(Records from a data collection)
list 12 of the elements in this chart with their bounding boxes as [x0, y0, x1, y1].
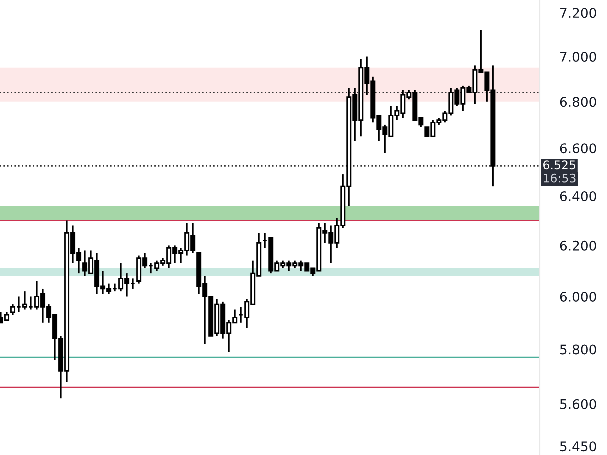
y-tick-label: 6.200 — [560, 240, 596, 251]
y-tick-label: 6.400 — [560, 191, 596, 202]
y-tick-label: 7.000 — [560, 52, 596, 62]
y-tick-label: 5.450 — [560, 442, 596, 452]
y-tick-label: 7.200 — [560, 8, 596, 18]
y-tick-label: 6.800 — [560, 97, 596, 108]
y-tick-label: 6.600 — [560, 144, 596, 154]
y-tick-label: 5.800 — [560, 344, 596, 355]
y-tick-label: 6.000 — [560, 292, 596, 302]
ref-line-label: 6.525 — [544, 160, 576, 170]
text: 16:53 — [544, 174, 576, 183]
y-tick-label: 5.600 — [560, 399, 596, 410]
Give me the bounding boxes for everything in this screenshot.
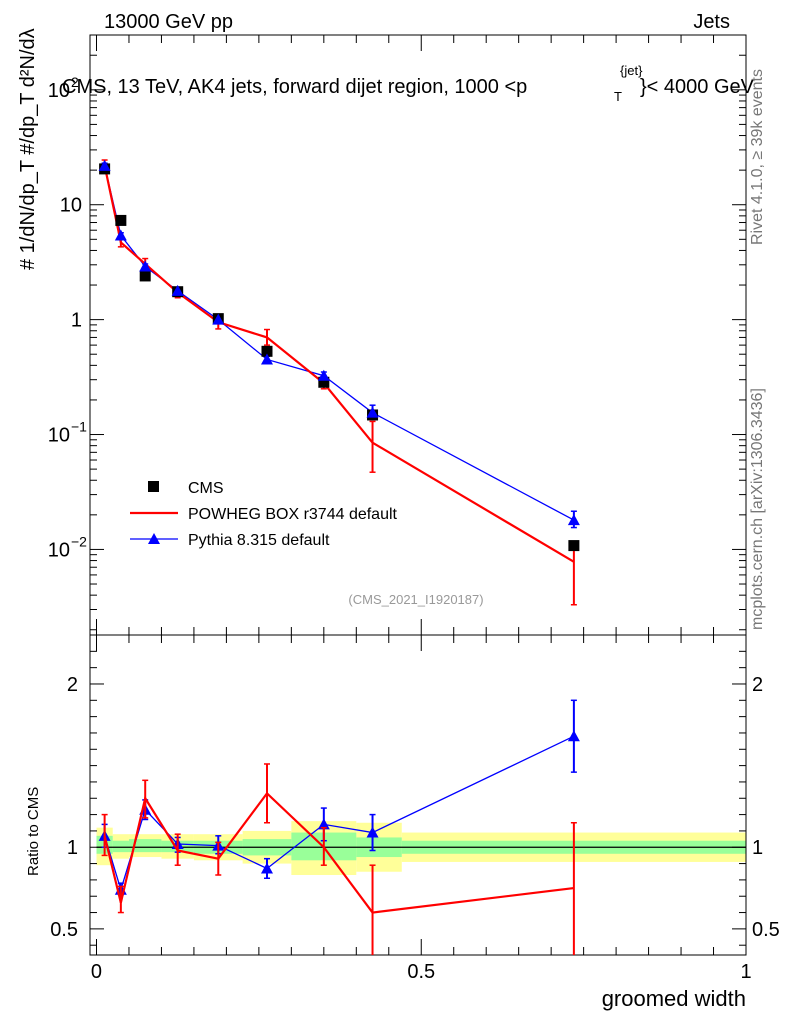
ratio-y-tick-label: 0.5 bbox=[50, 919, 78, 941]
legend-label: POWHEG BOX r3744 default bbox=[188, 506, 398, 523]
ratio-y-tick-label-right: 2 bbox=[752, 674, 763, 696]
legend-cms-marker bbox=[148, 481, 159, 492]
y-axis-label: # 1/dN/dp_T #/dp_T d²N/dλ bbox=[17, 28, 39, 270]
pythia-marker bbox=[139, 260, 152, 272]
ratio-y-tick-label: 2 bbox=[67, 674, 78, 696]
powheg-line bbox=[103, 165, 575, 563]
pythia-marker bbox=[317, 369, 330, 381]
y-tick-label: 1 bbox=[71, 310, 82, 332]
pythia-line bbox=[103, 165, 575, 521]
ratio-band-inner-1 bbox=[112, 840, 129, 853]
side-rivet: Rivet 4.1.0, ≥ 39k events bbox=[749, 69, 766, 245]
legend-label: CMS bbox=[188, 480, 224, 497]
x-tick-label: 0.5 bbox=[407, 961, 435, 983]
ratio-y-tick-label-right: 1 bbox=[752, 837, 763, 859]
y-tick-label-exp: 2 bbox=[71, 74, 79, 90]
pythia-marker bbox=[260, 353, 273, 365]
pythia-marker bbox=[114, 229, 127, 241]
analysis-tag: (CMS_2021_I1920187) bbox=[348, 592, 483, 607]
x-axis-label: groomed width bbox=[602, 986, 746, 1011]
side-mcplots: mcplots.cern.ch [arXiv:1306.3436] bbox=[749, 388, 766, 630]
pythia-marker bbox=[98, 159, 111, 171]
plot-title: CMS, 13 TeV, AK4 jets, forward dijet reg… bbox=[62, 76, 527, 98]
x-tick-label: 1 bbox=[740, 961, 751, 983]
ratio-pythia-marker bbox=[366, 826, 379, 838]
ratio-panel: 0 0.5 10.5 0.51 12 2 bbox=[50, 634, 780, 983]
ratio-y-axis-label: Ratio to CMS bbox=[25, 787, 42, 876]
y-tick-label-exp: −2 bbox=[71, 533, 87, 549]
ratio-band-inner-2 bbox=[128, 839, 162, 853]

Task requirements: Could you print all of the lines above exactly as they appear, leaving out the pictures?

Solution to this problem:
list 12 of the elements in this chart with their bounding boxes as [x0, y0, x1, y1].
y-tick-label: 6.200 — [560, 240, 596, 251]
y-tick-label: 6.400 — [560, 191, 596, 202]
y-tick-label: 7.000 — [560, 52, 596, 62]
y-tick-label: 5.450 — [560, 442, 596, 452]
y-tick-label: 7.200 — [560, 8, 596, 18]
y-tick-label: 6.800 — [560, 97, 596, 108]
y-tick-label: 6.600 — [560, 144, 596, 154]
y-tick-label: 5.800 — [560, 344, 596, 355]
y-tick-label: 6.000 — [560, 292, 596, 302]
ref-line-label: 6.525 — [544, 160, 576, 170]
text: 16:53 — [544, 174, 576, 183]
y-tick-label: 5.600 — [560, 399, 596, 410]
Give me the bounding boxes for everything in this screenshot.
ratio-y-tick-label: 0.5 bbox=[50, 919, 78, 941]
legend-label: POWHEG BOX r3744 default bbox=[188, 506, 398, 523]
ratio-y-tick-label-right: 2 bbox=[752, 674, 763, 696]
legend-cms-marker bbox=[148, 481, 159, 492]
y-axis-label: # 1/dN/dp_T #/dp_T d²N/dλ bbox=[17, 28, 39, 270]
pythia-marker bbox=[139, 260, 152, 272]
ratio-y-tick-label: 2 bbox=[67, 674, 78, 696]
powheg-line bbox=[103, 165, 575, 563]
pythia-marker bbox=[317, 369, 330, 381]
y-tick-label: 1 bbox=[71, 310, 82, 332]
pythia-line bbox=[103, 165, 575, 521]
ratio-band-inner-1 bbox=[112, 840, 129, 853]
side-rivet: Rivet 4.1.0, ≥ 39k events bbox=[749, 69, 766, 245]
legend-label: CMS bbox=[188, 480, 224, 497]
x-tick-label: 0.5 bbox=[407, 961, 435, 983]
ratio-y-tick-label-right: 1 bbox=[752, 837, 763, 859]
y-tick-label-exp: 2 bbox=[71, 74, 79, 90]
pythia-marker bbox=[260, 353, 273, 365]
pythia-marker bbox=[114, 229, 127, 241]
analysis-tag: (CMS_2021_I1920187) bbox=[348, 592, 483, 607]
x-axis-label: groomed width bbox=[602, 986, 746, 1011]
side-mcplots: mcplots.cern.ch [arXiv:1306.3436] bbox=[749, 388, 766, 630]
pythia-marker bbox=[98, 159, 111, 171]
plot-title: CMS, 13 TeV, AK4 jets, forward dijet reg… bbox=[62, 76, 527, 98]
x-tick-label: 1 bbox=[740, 961, 751, 983]
ratio-pythia-marker bbox=[366, 826, 379, 838]
ratio-panel: 0 0.5 10.5 0.51 12 2 bbox=[50, 634, 780, 983]
ratio-y-axis-label: Ratio to CMS bbox=[25, 787, 42, 876]
y-tick-label-exp: −2 bbox=[71, 533, 87, 549]
ratio-band-inner-2 bbox=[128, 839, 162, 853]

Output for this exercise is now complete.